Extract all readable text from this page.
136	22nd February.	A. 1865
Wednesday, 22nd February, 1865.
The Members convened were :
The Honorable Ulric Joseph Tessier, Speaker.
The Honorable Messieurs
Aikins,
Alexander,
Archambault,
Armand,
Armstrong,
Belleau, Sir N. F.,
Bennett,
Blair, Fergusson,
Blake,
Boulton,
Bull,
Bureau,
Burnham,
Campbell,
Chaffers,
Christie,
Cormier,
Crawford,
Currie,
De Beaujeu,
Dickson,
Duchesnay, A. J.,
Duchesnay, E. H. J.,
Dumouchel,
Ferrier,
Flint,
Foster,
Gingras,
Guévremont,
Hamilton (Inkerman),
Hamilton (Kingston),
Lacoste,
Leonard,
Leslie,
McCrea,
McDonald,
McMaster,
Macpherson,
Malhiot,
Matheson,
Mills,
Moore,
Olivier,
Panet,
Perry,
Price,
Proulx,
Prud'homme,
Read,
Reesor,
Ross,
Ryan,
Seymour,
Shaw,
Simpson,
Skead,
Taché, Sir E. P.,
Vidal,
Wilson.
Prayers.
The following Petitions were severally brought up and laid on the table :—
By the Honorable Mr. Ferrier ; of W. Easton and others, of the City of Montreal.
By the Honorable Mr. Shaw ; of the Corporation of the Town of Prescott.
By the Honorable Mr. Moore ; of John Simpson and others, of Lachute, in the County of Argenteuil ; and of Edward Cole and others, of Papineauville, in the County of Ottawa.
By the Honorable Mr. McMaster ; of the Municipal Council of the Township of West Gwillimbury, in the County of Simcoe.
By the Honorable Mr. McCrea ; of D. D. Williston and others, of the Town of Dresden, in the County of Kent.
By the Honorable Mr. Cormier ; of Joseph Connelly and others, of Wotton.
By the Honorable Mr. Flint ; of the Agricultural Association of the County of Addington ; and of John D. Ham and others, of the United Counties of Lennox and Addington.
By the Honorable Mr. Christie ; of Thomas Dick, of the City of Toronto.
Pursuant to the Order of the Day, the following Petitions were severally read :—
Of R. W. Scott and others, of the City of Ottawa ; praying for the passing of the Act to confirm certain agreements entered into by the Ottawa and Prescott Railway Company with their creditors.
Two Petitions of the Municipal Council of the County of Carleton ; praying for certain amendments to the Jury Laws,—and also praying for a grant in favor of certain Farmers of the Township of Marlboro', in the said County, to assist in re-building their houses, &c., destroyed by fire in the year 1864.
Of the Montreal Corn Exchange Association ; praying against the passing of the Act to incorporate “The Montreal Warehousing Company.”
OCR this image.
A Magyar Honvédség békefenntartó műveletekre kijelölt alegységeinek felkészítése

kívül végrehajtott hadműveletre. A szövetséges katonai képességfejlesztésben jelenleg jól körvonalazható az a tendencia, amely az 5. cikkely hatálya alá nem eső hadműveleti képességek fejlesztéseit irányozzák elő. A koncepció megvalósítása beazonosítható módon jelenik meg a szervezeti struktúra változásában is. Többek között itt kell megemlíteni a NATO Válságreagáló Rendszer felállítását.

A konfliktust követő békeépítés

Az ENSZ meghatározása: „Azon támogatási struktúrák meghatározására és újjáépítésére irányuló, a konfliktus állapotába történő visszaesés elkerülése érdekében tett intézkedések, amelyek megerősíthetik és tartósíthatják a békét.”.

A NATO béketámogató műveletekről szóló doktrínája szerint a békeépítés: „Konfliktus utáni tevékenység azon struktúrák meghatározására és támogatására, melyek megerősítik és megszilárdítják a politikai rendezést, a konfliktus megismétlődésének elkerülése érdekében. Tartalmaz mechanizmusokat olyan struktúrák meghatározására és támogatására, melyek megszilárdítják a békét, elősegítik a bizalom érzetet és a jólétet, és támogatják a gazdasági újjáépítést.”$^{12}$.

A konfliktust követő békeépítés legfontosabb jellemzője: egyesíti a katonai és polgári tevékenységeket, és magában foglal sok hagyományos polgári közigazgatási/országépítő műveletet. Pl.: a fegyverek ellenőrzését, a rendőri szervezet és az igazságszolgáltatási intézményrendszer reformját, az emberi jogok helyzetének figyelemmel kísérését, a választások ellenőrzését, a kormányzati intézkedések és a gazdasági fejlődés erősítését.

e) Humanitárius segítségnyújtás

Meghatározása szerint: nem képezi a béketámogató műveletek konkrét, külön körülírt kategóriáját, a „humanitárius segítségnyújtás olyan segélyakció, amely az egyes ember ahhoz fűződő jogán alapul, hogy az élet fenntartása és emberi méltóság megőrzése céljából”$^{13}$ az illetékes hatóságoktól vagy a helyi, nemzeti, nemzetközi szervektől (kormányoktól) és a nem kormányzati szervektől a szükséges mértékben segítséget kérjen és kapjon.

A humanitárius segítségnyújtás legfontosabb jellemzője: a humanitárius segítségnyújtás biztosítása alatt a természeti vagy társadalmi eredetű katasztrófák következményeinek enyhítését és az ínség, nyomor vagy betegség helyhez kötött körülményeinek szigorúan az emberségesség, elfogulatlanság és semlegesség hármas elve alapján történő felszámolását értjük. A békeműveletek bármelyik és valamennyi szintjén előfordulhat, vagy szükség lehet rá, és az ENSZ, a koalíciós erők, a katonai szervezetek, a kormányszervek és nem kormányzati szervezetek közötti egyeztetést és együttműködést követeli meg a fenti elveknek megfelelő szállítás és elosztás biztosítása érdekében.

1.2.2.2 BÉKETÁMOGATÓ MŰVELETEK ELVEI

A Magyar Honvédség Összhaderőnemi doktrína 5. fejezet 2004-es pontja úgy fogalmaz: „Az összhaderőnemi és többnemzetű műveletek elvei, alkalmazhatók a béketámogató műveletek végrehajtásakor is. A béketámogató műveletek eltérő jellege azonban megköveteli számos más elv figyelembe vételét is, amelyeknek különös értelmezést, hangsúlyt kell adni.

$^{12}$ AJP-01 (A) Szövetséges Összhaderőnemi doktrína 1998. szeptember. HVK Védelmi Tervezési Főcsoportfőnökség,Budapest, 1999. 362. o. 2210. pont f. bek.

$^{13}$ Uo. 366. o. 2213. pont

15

* * *

Problem to solve
Pick every line with "were" in it and copy it.

Reply to the task
The Members convened were :
The following Petitions were severally brought up and laid on the table :—
Pursuant to the Order of the Day, the following Petitions were severally read :—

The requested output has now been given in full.